---- RECORDS TO USE

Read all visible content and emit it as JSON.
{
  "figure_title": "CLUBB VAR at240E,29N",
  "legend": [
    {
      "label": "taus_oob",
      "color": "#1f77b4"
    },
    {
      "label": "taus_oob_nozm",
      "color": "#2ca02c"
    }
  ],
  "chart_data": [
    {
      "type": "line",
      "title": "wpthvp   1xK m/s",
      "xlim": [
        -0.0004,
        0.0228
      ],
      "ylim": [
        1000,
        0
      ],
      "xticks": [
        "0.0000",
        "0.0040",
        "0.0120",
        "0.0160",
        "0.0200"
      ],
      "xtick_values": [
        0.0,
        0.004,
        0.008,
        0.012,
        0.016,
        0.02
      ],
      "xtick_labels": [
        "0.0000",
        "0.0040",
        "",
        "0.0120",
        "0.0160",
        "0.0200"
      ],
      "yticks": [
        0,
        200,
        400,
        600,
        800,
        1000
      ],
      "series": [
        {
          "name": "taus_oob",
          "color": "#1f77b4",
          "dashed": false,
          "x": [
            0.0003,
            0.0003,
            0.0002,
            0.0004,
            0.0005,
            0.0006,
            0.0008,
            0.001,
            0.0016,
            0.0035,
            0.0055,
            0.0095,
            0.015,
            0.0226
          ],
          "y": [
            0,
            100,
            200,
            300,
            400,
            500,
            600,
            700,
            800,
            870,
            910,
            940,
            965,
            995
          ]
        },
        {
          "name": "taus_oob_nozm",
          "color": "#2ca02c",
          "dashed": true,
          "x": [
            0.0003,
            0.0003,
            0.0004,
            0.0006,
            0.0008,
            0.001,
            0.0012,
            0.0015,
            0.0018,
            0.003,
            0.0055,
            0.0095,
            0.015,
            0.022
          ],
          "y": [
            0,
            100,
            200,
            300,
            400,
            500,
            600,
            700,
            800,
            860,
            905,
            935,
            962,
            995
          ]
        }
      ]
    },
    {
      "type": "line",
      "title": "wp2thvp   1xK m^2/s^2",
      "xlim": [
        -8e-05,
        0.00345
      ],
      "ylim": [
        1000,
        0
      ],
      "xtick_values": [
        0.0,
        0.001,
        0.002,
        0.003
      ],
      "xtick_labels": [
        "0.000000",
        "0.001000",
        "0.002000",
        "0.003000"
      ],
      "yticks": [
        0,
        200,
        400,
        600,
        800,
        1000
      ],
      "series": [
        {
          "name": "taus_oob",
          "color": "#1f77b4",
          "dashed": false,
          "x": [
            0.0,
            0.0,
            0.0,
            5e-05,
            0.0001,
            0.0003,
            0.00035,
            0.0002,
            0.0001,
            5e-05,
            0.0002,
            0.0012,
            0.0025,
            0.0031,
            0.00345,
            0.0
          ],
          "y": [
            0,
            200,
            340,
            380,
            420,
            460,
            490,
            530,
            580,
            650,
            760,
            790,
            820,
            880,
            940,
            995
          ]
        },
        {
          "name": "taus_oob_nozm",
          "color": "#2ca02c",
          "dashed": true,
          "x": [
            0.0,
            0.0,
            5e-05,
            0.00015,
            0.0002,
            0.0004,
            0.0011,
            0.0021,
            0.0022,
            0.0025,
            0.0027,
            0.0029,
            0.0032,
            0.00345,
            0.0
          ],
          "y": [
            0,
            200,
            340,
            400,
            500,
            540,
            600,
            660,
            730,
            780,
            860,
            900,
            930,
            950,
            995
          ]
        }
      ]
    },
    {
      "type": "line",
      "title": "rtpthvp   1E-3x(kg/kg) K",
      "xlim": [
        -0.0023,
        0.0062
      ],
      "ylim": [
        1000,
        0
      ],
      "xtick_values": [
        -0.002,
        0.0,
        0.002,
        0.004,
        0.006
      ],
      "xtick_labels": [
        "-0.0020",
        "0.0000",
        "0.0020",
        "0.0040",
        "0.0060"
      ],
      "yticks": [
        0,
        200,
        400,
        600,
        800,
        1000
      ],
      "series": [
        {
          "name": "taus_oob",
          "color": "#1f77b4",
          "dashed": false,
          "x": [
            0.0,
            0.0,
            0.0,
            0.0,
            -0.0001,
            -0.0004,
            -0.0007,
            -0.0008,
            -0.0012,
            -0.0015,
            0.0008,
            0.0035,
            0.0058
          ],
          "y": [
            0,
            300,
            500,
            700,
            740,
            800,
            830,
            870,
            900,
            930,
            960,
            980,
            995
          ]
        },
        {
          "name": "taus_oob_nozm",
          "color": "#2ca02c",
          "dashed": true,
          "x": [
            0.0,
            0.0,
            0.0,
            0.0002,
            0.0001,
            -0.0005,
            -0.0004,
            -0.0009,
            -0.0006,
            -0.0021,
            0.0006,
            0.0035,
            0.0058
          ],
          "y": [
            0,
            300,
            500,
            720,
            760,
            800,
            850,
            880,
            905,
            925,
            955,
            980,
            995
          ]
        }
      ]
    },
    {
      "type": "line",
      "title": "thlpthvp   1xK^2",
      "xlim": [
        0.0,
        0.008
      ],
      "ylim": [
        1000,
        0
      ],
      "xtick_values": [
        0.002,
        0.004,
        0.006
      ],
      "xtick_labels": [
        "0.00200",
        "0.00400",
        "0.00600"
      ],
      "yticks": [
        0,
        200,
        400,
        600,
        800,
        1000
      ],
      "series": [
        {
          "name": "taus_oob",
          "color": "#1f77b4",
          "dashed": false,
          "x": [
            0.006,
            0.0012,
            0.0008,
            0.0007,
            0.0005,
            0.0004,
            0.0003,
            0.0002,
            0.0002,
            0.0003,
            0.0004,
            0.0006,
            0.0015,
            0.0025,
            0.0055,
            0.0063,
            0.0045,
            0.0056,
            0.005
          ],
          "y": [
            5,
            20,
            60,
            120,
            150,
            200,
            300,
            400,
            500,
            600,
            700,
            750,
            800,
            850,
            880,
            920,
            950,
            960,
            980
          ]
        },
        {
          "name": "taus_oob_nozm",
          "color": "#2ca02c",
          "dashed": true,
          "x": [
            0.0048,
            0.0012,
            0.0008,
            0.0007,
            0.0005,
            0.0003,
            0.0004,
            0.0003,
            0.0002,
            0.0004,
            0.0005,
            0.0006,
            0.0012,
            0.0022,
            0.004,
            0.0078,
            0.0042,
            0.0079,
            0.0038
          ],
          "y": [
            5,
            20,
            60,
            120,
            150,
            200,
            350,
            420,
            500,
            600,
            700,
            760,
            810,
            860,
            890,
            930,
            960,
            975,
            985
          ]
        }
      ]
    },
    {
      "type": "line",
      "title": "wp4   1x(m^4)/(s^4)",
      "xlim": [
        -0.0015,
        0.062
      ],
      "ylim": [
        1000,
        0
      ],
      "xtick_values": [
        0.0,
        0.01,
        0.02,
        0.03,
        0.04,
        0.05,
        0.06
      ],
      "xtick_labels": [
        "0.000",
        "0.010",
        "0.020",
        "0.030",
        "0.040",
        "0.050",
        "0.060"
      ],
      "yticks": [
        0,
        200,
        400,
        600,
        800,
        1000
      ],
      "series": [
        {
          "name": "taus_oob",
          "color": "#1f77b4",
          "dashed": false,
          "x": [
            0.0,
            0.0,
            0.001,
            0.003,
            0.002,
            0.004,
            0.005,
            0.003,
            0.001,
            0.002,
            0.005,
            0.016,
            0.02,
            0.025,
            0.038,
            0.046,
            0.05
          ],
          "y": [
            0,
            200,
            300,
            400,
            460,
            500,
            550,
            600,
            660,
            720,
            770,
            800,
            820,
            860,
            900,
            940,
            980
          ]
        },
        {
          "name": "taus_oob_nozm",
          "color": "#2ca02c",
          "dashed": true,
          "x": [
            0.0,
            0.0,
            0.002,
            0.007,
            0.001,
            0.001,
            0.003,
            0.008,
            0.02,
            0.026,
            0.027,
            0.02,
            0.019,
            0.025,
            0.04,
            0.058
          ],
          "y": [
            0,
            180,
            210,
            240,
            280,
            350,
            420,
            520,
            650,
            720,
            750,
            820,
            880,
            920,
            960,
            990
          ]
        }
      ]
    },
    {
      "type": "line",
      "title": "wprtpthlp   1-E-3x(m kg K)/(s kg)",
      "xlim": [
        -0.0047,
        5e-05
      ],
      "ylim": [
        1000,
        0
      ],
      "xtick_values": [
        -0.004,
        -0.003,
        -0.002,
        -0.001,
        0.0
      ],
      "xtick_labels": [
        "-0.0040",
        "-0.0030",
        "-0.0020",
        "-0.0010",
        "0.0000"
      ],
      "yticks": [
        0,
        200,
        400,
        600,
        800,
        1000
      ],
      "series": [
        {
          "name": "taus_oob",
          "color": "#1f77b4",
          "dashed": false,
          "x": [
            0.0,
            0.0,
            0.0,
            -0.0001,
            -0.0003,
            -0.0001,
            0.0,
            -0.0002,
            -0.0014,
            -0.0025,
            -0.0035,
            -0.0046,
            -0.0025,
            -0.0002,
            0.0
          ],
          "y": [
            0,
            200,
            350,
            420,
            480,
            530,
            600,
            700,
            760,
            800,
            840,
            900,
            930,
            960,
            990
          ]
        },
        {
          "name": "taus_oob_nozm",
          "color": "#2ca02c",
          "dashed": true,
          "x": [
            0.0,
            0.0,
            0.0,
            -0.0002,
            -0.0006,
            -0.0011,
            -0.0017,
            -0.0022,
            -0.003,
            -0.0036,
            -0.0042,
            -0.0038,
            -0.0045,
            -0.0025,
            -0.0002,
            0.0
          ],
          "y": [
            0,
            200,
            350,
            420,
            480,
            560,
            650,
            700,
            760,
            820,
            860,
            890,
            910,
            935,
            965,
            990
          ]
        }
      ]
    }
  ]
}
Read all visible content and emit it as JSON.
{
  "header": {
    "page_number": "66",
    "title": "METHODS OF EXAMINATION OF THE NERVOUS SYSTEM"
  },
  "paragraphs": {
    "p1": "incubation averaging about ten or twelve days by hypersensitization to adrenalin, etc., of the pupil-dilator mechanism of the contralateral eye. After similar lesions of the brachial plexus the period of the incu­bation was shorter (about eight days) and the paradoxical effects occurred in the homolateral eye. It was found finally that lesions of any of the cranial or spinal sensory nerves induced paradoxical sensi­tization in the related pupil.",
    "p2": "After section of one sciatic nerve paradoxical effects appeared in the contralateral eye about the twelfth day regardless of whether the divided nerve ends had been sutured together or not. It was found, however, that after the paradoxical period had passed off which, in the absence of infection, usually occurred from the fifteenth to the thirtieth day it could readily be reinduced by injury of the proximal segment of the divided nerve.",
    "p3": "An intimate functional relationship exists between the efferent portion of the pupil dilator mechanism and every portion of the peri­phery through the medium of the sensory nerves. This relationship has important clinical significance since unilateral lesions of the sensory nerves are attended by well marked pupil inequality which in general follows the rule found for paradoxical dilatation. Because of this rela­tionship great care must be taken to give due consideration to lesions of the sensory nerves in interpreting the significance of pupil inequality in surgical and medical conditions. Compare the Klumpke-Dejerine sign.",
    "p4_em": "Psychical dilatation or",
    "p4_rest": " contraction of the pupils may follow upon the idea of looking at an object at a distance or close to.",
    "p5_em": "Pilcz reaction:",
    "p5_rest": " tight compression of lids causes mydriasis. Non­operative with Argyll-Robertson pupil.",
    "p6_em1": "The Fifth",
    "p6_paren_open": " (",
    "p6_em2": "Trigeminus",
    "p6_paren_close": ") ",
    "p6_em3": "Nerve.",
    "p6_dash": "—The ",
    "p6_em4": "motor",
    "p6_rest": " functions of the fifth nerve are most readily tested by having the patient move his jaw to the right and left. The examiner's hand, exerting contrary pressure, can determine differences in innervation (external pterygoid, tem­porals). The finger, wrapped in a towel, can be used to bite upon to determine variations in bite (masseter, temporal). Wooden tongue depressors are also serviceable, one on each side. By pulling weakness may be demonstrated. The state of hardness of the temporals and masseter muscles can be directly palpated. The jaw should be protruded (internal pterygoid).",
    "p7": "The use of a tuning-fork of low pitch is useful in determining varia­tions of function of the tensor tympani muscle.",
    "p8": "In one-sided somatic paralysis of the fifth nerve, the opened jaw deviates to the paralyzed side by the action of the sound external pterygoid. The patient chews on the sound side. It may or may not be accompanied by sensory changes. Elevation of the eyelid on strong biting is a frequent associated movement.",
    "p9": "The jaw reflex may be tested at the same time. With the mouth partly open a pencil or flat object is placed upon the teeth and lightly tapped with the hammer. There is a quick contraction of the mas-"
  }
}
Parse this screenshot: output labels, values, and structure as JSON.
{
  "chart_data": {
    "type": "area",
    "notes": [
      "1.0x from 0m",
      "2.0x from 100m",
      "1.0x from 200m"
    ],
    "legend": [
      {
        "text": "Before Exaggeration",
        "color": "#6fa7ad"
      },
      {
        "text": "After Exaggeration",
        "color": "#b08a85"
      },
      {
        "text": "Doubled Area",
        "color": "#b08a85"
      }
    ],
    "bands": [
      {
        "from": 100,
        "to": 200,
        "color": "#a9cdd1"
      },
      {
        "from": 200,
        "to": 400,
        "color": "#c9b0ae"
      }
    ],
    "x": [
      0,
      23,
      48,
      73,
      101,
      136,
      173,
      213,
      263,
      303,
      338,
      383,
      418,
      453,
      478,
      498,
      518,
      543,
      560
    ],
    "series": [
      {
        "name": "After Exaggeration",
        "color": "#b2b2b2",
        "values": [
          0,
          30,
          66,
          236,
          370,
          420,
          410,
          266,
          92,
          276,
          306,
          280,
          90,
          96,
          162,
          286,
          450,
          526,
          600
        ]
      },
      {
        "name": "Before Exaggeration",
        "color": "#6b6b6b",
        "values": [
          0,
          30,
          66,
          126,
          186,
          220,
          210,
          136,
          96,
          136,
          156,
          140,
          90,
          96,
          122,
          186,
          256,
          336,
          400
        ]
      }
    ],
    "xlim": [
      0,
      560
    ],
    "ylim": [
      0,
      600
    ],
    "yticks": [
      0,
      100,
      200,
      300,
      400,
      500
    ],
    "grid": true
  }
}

--------

PROBLEM TO SOLVE —
Extract from the material all lines containing the string "tested".

RESPONSE TO THIS EXERCISE —
    "p6_rest": " functions of the fifth nerve are most readily tested by having the patient move his jaw to the right and left. The examiner's hand, exerting contrary pressure, can determine differences in innervation (external pterygoid, tem­porals). The finger, wrapped in a towel, can be used to bite upon to determine variations in bite (masseter, temporal). Wooden tongue depressors are also serviceable, one on each side. By pulling weakness may be demonstrated. The state of hardness of the temporals and masseter muscles can be directly palpated. The jaw should be protruded (internal pterygoid).",
    "p9": "The jaw reflex may be tested at the same time. With the mouth partly open a pencil or flat object is placed upon the teeth and lightly tapped with the hammer. There is a quick contraction of the mas-"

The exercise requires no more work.